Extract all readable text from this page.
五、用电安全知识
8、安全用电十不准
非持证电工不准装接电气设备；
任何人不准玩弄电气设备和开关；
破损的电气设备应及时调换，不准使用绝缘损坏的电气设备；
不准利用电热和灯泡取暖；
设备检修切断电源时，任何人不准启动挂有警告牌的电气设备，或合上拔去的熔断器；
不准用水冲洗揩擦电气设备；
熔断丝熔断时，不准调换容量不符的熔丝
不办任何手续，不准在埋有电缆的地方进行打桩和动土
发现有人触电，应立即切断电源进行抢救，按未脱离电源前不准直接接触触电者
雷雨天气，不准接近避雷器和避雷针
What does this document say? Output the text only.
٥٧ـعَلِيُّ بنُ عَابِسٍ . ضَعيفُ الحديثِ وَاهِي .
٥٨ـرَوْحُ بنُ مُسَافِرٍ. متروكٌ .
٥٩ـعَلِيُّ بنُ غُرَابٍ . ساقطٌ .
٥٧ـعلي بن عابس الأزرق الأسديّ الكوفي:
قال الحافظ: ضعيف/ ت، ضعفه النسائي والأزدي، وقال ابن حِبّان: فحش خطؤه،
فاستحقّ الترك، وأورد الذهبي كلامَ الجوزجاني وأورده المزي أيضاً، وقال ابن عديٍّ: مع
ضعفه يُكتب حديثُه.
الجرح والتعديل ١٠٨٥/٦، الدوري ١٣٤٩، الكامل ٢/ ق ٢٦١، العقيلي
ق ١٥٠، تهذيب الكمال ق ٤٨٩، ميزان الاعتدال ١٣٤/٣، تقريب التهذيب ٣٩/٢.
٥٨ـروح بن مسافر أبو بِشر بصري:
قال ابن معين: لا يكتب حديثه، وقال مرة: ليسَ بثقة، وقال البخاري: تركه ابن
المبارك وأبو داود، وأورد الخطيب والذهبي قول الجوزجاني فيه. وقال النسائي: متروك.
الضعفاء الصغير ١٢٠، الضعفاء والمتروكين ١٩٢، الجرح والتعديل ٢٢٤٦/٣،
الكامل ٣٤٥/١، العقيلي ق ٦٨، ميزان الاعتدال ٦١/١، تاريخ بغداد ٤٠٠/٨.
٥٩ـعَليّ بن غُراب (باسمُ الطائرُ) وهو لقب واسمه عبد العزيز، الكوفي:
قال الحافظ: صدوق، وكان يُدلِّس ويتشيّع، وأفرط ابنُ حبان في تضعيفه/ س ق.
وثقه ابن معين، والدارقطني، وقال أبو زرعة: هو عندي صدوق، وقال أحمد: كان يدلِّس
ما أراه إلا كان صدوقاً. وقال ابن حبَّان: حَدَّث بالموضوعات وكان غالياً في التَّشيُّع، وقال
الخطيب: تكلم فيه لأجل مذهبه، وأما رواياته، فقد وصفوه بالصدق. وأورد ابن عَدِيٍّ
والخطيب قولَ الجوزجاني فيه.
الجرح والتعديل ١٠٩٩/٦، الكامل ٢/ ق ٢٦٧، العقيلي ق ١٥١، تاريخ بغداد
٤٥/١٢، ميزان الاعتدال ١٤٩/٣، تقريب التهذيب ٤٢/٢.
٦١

============================================================

▶ [Written exercise]:
Check each line of the entries for the string "معين". Copy the lines that have it.

▶ [Written response]:
قال ابن معين: لا يكتب حديثه، وقال مرة: ليسَ بثقة، وقال البخاري: تركه ابن
وثقه ابن معين، والدارقطني، وقال أبو زرعة: هو عندي صدوق، وقال أحمد: كان يدلِّس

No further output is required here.